Rows from a layout dataset:
^^^^

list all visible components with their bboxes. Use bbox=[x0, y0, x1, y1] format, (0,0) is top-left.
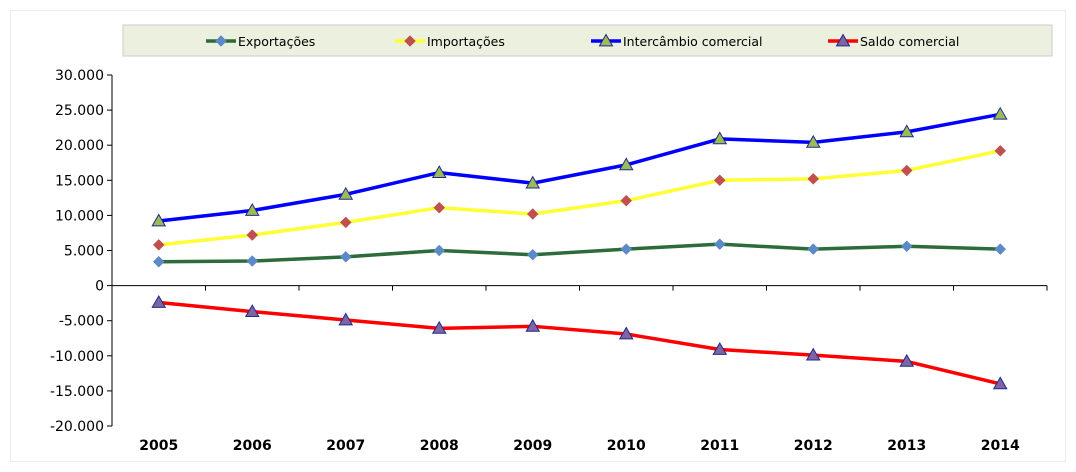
chart-frame: Exportações Importações Intercâmbio comerc… bbox=[10, 10, 1066, 462]
series-line bbox=[158, 112, 1001, 223]
data-point-marker bbox=[246, 229, 259, 241]
data-point-marker bbox=[339, 216, 352, 229]
data-point-marker bbox=[618, 157, 634, 171]
y-tick-label: -20.000 bbox=[50, 419, 104, 435]
legend-label: Importações bbox=[427, 34, 505, 49]
data-point-marker bbox=[526, 208, 539, 220]
y-tick-label: 15.000 bbox=[55, 173, 104, 189]
data-point-marker bbox=[994, 243, 1007, 255]
y-tick-label: 0 bbox=[95, 279, 104, 295]
data-point-marker bbox=[152, 255, 165, 268]
data-point-marker bbox=[433, 201, 446, 214]
data-point-marker bbox=[992, 376, 1008, 390]
y-tick-label: 10.000 bbox=[55, 208, 104, 224]
y-tick-label: -5.000 bbox=[59, 314, 104, 330]
data-point-marker bbox=[712, 341, 728, 355]
data-point-marker bbox=[152, 239, 165, 251]
legend-entry: Intercâmbio comercial bbox=[591, 33, 763, 49]
series-3 bbox=[151, 106, 1008, 227]
y-tick-label: 25.000 bbox=[55, 103, 104, 119]
data-point-marker bbox=[900, 164, 913, 177]
data-point-marker bbox=[712, 131, 728, 145]
data-point-marker bbox=[805, 134, 821, 148]
data-point-marker bbox=[246, 255, 259, 267]
data-point-marker bbox=[713, 174, 726, 187]
legend-entry: Saldo comercial bbox=[828, 33, 959, 49]
series-4 bbox=[151, 294, 1008, 390]
data-point-marker bbox=[431, 165, 447, 178]
line-chart: Exportações Importações Intercâmbio comerc… bbox=[50, 24, 1053, 454]
data-point-marker bbox=[807, 243, 820, 255]
x-tick-label: 2012 bbox=[794, 438, 833, 454]
y-tick-label: -15.000 bbox=[50, 384, 104, 400]
legend-entry: Exportações bbox=[206, 34, 315, 49]
series-line bbox=[158, 242, 1001, 264]
data-point-marker bbox=[338, 186, 354, 200]
data-point-marker bbox=[900, 240, 913, 253]
x-tick-label: 2013 bbox=[887, 438, 926, 454]
data-point-marker bbox=[807, 173, 820, 185]
data-point-marker bbox=[151, 213, 167, 227]
x-tick-label: 2005 bbox=[139, 438, 178, 454]
x-tick-label: 2006 bbox=[233, 438, 272, 454]
data-point-marker bbox=[431, 320, 447, 334]
data-point-marker bbox=[244, 304, 260, 317]
x-tick-label: 2011 bbox=[700, 438, 739, 454]
y-tick-label: 5.000 bbox=[64, 244, 104, 260]
data-point-marker bbox=[525, 175, 541, 189]
data-point-marker bbox=[994, 144, 1007, 157]
series-line bbox=[158, 149, 1001, 247]
legend-entry: Importações bbox=[395, 34, 505, 49]
data-point-marker bbox=[992, 106, 1008, 120]
legend-label: Saldo comercial bbox=[860, 34, 959, 49]
data-point-marker bbox=[215, 35, 227, 47]
series-1 bbox=[152, 238, 1007, 268]
y-tick-label: 20.000 bbox=[55, 138, 104, 154]
data-point-marker bbox=[805, 347, 821, 361]
legend-label: Exportações bbox=[238, 34, 315, 49]
x-tick-label: 2007 bbox=[326, 438, 365, 454]
data-point-marker bbox=[620, 194, 633, 207]
series-line bbox=[158, 300, 1001, 386]
data-point-marker bbox=[151, 294, 167, 308]
data-point-marker bbox=[244, 202, 260, 216]
x-tick-label: 2014 bbox=[981, 438, 1020, 454]
x-tick-label: 2010 bbox=[607, 438, 646, 454]
x-tick-label: 2009 bbox=[513, 438, 552, 454]
data-point-marker bbox=[618, 326, 634, 340]
data-point-marker bbox=[433, 244, 446, 257]
data-point-marker bbox=[598, 33, 614, 47]
legend-box bbox=[122, 24, 1053, 57]
data-point-marker bbox=[525, 318, 541, 332]
data-point-marker bbox=[338, 312, 354, 326]
y-tick-label: 30.000 bbox=[55, 68, 104, 84]
data-point-marker bbox=[620, 243, 633, 255]
data-point-marker bbox=[899, 124, 915, 138]
data-point-marker bbox=[404, 35, 416, 47]
data-point-marker bbox=[526, 248, 539, 261]
series-2 bbox=[152, 144, 1007, 251]
data-point-marker bbox=[339, 250, 352, 263]
data-point-marker bbox=[713, 238, 726, 251]
data-point-marker bbox=[899, 353, 915, 367]
legend-label: Intercâmbio comercial bbox=[623, 34, 763, 49]
x-tick-label: 2008 bbox=[420, 438, 459, 454]
y-tick-label: -10.000 bbox=[50, 349, 104, 365]
data-point-marker bbox=[835, 33, 851, 47]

^^^^

## WORK INSTRUCTIONS
Rewrite every line of the records with "data-point-marker" substituted by "point-marker" and nothing else changed, and leave the pictures out.

## OUTPUT FOR THIS EXERCISE
list all visible components with their bboxes. Use bbox=[x0, y0, x1, y1] format, (0,0) is top-left.
chart-frame: Exportações Importações Intercâmbio comerc… bbox=[10, 10, 1066, 462]
series-line bbox=[158, 112, 1001, 223]
point-marker bbox=[246, 229, 259, 241]
point-marker bbox=[339, 216, 352, 229]
point-marker bbox=[618, 157, 634, 171]
y-tick-label: -20.000 bbox=[50, 419, 104, 435]
legend-label: Importações bbox=[427, 34, 505, 49]
point-marker bbox=[526, 208, 539, 220]
y-tick-label: 15.000 bbox=[55, 173, 104, 189]
point-marker bbox=[994, 243, 1007, 255]
y-tick-label: 0 bbox=[95, 279, 104, 295]
point-marker bbox=[152, 255, 165, 268]
point-marker bbox=[433, 201, 446, 214]
point-marker bbox=[992, 376, 1008, 390]
y-tick-label: 10.000 bbox=[55, 208, 104, 224]
y-tick-label: -5.000 bbox=[59, 314, 104, 330]
point-marker bbox=[712, 341, 728, 355]
point-marker bbox=[152, 239, 165, 251]
legend-entry: Intercâmbio comercial bbox=[591, 33, 763, 49]
series-3 bbox=[151, 106, 1008, 227]
y-tick-label: 25.000 bbox=[55, 103, 104, 119]
point-marker bbox=[900, 164, 913, 177]
point-marker bbox=[712, 131, 728, 145]
point-marker bbox=[805, 134, 821, 148]
point-marker bbox=[246, 255, 259, 267]
point-marker bbox=[713, 174, 726, 187]
legend-entry: Saldo comercial bbox=[828, 33, 959, 49]
series-4 bbox=[151, 294, 1008, 390]
point-marker bbox=[431, 165, 447, 178]
line-chart: Exportações Importações Intercâmbio comerc… bbox=[50, 24, 1053, 454]
point-marker bbox=[807, 243, 820, 255]
x-tick-label: 2012 bbox=[794, 438, 833, 454]
y-tick-label: -15.000 bbox=[50, 384, 104, 400]
legend-entry: Exportações bbox=[206, 34, 315, 49]
series-line bbox=[158, 242, 1001, 264]
point-marker bbox=[338, 186, 354, 200]
point-marker bbox=[900, 240, 913, 253]
x-tick-label: 2013 bbox=[887, 438, 926, 454]
point-marker bbox=[807, 173, 820, 185]
point-marker bbox=[151, 213, 167, 227]
x-tick-label: 2005 bbox=[139, 438, 178, 454]
x-tick-label: 2006 bbox=[233, 438, 272, 454]
point-marker bbox=[431, 320, 447, 334]
point-marker bbox=[244, 304, 260, 317]
x-tick-label: 2011 bbox=[700, 438, 739, 454]
y-tick-label: 5.000 bbox=[64, 244, 104, 260]
point-marker bbox=[525, 175, 541, 189]
point-marker bbox=[994, 144, 1007, 157]
series-line bbox=[158, 149, 1001, 247]
legend-entry: Importações bbox=[395, 34, 505, 49]
point-marker bbox=[992, 106, 1008, 120]
legend-label: Saldo comercial bbox=[860, 34, 959, 49]
point-marker bbox=[215, 35, 227, 47]
series-1 bbox=[152, 238, 1007, 268]
y-tick-label: 20.000 bbox=[55, 138, 104, 154]
point-marker bbox=[805, 347, 821, 361]
legend-label: Exportações bbox=[238, 34, 315, 49]
x-tick-label: 2007 bbox=[326, 438, 365, 454]
point-marker bbox=[620, 194, 633, 207]
series-line bbox=[158, 300, 1001, 386]
point-marker bbox=[151, 294, 167, 308]
point-marker bbox=[244, 202, 260, 216]
x-tick-label: 2014 bbox=[981, 438, 1020, 454]
x-tick-label: 2010 bbox=[607, 438, 646, 454]
x-tick-label: 2009 bbox=[513, 438, 552, 454]
point-marker bbox=[618, 326, 634, 340]
point-marker bbox=[433, 244, 446, 257]
point-marker bbox=[598, 33, 614, 47]
legend-box bbox=[122, 24, 1053, 57]
point-marker bbox=[525, 318, 541, 332]
point-marker bbox=[338, 312, 354, 326]
y-tick-label: 30.000 bbox=[55, 68, 104, 84]
point-marker bbox=[620, 243, 633, 255]
point-marker bbox=[899, 124, 915, 138]
point-marker bbox=[404, 35, 416, 47]
point-marker bbox=[526, 248, 539, 261]
series-2 bbox=[152, 144, 1007, 251]
point-marker bbox=[339, 250, 352, 263]
point-marker bbox=[713, 238, 726, 251]
point-marker bbox=[899, 353, 915, 367]
legend-label: Intercâmbio comercial bbox=[623, 34, 763, 49]
x-tick-label: 2008 bbox=[420, 438, 459, 454]
y-tick-label: -10.000 bbox=[50, 349, 104, 365]
point-marker bbox=[835, 33, 851, 47]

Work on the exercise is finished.